§ **Aim of the exercise**
Copy each line below in which the word "ante" occurs.

§ **Data shown**

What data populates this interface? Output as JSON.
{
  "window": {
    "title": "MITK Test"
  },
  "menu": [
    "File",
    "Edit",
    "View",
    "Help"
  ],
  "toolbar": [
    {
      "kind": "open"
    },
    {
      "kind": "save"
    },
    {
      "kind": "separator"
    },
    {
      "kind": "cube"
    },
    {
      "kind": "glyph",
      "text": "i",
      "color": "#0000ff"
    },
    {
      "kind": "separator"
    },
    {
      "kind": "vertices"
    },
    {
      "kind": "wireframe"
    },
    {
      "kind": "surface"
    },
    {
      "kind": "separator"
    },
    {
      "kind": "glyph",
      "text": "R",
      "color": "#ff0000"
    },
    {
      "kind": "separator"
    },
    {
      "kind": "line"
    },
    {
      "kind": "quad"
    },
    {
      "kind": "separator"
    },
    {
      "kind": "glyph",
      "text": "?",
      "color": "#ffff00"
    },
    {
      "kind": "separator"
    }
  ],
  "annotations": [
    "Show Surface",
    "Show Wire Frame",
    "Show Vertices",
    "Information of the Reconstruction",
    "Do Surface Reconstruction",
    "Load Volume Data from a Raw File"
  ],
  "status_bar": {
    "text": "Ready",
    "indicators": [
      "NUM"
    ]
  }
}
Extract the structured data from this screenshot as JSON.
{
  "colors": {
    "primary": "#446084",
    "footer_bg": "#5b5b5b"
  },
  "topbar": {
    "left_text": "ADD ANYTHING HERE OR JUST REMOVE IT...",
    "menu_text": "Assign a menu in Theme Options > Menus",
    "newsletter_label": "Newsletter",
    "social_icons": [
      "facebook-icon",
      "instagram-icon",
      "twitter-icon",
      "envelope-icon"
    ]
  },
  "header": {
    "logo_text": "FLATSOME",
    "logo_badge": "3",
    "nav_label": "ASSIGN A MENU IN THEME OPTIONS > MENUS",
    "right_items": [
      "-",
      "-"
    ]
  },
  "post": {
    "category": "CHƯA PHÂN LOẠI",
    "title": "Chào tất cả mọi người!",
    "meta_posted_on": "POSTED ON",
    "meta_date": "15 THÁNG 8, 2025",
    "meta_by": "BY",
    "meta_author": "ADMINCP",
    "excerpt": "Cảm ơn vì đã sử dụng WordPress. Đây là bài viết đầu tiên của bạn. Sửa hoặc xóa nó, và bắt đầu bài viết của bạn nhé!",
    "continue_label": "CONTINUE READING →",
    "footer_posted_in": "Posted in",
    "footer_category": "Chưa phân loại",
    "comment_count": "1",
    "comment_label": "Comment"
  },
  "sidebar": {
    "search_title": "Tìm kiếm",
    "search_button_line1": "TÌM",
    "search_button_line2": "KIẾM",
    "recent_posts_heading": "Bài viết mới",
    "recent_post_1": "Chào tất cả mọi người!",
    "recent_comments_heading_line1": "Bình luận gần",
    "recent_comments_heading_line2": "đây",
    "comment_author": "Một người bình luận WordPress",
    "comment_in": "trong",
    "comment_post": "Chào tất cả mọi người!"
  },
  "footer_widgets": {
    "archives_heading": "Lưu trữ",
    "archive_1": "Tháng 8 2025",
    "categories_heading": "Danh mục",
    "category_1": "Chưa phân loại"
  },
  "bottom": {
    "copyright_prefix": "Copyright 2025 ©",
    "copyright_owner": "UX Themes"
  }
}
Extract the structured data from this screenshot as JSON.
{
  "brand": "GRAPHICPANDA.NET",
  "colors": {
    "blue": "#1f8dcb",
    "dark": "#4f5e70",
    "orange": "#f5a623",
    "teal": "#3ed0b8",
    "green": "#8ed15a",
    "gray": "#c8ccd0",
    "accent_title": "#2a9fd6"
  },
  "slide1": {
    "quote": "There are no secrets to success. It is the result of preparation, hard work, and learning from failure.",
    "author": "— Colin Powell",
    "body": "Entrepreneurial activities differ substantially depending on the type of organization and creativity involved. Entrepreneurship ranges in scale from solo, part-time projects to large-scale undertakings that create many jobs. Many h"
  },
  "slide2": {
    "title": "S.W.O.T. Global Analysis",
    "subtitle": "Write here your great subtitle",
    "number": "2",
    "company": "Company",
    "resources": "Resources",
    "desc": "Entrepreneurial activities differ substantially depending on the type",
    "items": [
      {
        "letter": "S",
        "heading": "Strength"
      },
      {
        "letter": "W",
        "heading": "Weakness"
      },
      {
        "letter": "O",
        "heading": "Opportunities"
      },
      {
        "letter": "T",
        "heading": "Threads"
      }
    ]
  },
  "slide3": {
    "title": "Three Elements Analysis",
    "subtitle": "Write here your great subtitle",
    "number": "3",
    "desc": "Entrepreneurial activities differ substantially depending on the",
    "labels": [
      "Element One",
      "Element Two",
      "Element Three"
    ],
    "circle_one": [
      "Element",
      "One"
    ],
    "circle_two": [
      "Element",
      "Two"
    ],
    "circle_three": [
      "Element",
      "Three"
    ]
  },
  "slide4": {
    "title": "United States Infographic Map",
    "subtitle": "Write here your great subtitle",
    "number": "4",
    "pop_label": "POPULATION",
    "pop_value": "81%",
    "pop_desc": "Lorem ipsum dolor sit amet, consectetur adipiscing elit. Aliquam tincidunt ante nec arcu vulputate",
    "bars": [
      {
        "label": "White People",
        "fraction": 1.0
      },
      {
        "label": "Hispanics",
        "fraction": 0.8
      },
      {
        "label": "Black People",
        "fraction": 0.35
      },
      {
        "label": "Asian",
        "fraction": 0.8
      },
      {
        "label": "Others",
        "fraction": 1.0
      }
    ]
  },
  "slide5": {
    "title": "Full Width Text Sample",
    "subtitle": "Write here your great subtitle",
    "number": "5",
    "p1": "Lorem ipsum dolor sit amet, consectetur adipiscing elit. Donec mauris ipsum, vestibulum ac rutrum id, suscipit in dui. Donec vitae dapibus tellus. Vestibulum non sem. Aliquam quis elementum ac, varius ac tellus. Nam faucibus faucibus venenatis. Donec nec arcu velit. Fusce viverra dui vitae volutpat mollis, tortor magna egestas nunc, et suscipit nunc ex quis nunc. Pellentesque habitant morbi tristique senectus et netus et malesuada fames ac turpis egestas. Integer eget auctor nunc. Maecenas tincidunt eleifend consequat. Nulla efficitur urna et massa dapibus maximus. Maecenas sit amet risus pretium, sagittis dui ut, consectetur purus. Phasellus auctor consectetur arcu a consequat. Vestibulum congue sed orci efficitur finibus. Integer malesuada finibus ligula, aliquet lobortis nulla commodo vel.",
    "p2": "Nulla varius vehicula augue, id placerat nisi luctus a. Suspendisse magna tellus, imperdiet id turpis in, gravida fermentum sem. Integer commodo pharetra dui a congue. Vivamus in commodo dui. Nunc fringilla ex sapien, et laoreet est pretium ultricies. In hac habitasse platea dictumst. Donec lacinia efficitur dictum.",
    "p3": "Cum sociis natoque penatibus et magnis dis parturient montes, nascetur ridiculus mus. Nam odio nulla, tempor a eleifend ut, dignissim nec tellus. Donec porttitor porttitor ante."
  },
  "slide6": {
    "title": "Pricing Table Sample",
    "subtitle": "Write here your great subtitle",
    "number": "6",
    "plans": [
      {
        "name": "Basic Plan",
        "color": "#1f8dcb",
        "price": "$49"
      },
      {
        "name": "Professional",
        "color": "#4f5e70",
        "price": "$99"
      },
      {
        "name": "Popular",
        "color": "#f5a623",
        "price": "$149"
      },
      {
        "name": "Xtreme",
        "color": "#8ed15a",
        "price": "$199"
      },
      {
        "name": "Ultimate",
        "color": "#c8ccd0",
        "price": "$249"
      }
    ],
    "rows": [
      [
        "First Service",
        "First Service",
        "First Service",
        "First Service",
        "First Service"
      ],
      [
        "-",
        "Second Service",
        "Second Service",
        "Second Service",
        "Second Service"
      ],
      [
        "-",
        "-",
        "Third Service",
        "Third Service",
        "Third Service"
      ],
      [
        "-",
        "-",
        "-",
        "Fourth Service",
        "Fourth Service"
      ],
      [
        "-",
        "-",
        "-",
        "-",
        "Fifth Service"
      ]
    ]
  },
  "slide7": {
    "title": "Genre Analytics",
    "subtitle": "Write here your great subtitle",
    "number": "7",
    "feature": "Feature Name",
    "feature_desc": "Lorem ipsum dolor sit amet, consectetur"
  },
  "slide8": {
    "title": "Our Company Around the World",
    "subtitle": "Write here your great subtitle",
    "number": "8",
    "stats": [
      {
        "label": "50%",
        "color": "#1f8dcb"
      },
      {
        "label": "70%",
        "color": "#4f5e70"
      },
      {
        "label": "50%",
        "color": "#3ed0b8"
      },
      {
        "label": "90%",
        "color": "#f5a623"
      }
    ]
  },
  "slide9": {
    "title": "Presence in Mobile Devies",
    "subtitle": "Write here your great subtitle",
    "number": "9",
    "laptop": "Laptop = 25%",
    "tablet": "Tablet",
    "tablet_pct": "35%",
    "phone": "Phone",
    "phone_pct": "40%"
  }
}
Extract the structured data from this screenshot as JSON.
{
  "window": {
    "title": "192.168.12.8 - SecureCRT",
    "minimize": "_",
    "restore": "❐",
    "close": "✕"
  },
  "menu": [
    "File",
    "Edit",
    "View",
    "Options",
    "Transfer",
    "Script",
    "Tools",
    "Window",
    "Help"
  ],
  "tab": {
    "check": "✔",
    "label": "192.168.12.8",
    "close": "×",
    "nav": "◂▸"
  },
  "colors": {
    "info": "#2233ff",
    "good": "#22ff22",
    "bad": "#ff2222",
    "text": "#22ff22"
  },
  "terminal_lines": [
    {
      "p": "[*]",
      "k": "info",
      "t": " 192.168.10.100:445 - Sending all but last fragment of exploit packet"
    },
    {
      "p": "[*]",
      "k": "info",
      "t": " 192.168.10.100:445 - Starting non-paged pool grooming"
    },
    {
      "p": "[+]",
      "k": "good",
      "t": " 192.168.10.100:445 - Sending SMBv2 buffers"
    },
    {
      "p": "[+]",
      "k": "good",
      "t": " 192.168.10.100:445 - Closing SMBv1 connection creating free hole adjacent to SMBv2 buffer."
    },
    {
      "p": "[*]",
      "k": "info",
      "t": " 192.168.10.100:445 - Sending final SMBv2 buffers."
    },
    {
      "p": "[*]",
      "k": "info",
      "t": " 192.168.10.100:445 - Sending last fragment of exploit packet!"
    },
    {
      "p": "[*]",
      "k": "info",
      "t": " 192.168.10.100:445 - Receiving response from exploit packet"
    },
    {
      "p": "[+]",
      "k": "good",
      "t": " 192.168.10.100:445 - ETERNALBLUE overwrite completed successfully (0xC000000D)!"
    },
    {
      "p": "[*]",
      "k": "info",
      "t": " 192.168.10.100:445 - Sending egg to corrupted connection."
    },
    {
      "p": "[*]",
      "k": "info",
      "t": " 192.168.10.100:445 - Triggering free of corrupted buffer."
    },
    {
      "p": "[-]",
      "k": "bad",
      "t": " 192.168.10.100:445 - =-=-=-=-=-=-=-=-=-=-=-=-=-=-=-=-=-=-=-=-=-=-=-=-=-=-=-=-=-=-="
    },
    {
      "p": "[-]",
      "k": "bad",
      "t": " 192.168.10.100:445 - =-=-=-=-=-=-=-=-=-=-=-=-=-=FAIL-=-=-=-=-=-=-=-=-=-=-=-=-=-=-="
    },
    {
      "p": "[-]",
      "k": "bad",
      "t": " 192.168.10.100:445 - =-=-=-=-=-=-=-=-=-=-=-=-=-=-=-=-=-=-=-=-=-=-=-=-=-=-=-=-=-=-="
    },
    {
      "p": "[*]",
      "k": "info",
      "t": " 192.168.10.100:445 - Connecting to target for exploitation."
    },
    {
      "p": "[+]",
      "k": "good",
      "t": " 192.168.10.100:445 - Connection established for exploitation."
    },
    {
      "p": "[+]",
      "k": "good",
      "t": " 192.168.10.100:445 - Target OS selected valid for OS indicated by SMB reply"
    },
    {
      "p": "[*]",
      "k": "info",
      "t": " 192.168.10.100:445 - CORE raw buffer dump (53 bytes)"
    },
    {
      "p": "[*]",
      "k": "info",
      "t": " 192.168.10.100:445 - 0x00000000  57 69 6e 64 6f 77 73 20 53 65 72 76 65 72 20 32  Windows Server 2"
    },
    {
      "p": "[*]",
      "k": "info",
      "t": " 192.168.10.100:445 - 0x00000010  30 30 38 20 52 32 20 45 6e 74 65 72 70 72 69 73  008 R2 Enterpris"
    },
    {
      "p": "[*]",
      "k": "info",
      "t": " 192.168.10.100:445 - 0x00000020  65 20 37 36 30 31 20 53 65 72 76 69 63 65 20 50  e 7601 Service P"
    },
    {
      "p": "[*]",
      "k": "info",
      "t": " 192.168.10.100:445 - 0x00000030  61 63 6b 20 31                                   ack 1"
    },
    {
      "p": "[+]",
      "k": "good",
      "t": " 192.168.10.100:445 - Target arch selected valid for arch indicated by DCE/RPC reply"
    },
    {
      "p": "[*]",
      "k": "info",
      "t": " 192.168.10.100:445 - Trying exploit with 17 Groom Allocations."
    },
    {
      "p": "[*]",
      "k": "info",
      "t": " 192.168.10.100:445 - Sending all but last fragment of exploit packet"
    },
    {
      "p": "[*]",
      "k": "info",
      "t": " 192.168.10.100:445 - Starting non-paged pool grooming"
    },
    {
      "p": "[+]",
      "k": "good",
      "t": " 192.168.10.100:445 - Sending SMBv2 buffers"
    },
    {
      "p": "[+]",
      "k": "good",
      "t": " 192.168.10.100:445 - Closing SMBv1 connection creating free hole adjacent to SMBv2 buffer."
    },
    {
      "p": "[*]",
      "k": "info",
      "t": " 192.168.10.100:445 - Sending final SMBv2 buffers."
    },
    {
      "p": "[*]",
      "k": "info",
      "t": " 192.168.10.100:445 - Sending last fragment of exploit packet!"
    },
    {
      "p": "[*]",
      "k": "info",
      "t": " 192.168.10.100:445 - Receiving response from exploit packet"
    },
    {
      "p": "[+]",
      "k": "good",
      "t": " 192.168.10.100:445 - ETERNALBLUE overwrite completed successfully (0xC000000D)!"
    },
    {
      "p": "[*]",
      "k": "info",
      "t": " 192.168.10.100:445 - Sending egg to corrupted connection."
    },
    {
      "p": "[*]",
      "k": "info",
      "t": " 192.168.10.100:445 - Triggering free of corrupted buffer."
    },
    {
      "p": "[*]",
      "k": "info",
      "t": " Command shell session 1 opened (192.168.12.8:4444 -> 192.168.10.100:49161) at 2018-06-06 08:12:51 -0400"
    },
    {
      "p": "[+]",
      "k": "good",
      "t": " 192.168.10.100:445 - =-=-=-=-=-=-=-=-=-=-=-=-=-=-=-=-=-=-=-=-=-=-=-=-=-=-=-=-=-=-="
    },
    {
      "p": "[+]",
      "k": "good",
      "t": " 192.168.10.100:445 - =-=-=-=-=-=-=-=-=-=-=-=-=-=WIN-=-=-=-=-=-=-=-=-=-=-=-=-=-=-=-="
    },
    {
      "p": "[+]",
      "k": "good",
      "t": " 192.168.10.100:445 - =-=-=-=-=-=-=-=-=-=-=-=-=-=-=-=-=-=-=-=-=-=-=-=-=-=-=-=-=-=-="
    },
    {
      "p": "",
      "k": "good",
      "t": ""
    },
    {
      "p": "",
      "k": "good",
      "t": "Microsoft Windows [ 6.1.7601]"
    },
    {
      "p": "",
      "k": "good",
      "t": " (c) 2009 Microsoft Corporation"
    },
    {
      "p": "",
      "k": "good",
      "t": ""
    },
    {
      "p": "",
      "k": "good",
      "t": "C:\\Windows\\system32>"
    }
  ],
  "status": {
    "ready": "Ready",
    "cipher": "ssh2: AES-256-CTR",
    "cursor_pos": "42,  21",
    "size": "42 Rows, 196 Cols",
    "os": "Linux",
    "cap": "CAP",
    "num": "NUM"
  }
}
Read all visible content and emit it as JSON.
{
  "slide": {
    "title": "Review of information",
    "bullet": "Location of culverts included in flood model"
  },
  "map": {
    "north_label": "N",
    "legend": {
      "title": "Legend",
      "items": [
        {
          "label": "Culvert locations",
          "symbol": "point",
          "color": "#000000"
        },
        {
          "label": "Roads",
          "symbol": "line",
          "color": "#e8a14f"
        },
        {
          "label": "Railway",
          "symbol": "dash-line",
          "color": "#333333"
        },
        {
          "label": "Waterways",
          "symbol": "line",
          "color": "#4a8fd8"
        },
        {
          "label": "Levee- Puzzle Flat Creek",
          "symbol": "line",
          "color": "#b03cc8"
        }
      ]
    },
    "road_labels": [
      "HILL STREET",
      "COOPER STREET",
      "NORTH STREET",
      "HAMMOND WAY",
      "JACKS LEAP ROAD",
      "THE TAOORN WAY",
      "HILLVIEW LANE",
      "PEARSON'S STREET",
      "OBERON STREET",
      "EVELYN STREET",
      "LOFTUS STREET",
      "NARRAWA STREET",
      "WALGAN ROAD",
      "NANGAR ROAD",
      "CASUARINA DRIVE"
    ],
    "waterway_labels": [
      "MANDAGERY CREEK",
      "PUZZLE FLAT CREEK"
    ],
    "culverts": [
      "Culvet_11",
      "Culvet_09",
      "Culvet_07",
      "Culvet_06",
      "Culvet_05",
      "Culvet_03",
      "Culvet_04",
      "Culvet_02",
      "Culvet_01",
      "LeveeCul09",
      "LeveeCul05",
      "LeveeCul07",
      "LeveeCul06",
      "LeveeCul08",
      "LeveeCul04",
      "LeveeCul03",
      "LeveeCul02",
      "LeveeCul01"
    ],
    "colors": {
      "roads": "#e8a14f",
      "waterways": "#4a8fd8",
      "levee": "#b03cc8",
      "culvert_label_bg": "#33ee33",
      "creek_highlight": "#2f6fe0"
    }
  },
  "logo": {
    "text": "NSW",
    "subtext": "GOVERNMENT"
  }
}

§ **Answer to this exercise**
    "pop_desc": "Lorem ipsum dolor sit amet, consectetur adipiscing elit. Aliquam tincidunt ante nec arcu vulputate",
    "p3": "Cum sociis natoque penatibus et magnis dis parturient montes, nascetur ridiculus mus. Nam odio nulla, tempor a eleifend ut, dignissim nec tellus. Donec porttitor porttitor ante."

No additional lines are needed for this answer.